DATA EXCERPTS:
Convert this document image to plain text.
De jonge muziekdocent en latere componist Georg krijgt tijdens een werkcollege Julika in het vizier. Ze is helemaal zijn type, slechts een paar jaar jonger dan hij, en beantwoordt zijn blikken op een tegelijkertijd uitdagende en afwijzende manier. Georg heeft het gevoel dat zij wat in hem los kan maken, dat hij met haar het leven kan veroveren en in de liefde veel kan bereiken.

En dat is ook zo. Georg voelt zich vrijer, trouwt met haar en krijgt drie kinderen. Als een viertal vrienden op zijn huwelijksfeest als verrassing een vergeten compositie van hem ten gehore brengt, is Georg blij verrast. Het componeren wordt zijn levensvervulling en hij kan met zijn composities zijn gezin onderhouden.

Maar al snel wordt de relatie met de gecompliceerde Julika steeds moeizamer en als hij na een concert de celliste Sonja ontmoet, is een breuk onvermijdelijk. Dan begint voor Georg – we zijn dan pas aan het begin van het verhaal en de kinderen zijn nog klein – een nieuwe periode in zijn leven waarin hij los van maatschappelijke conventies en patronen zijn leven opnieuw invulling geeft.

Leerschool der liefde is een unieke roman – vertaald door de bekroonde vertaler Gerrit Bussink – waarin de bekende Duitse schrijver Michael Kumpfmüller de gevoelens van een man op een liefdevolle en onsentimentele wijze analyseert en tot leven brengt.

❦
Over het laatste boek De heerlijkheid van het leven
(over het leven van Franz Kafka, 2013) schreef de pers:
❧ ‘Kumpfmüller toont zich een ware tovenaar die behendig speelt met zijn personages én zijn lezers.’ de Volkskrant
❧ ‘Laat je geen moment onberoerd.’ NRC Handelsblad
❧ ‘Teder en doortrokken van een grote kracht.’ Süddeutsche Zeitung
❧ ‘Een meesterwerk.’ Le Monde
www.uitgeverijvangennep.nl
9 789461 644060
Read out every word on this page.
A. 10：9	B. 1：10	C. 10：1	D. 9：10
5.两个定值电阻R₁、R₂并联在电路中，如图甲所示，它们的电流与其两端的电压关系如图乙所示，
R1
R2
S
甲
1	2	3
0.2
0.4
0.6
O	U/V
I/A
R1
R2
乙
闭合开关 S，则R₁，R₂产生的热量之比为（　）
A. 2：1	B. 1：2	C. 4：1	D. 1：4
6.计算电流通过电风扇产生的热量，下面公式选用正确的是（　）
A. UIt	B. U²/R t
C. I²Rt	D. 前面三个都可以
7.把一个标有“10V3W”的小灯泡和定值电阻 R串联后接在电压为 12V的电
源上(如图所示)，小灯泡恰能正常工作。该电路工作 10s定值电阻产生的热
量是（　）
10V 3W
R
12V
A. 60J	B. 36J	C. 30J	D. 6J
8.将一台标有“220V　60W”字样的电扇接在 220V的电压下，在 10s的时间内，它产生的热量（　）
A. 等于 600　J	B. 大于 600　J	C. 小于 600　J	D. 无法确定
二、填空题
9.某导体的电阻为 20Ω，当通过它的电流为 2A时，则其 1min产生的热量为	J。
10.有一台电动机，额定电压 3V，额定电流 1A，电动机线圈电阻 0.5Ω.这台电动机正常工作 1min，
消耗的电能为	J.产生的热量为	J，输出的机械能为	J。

THE REQUEST: Select every line in the material above where the string "this" occurs, and copy it.

TASK RESULT:
Convert this document image to plain text.
Read out every word on this page.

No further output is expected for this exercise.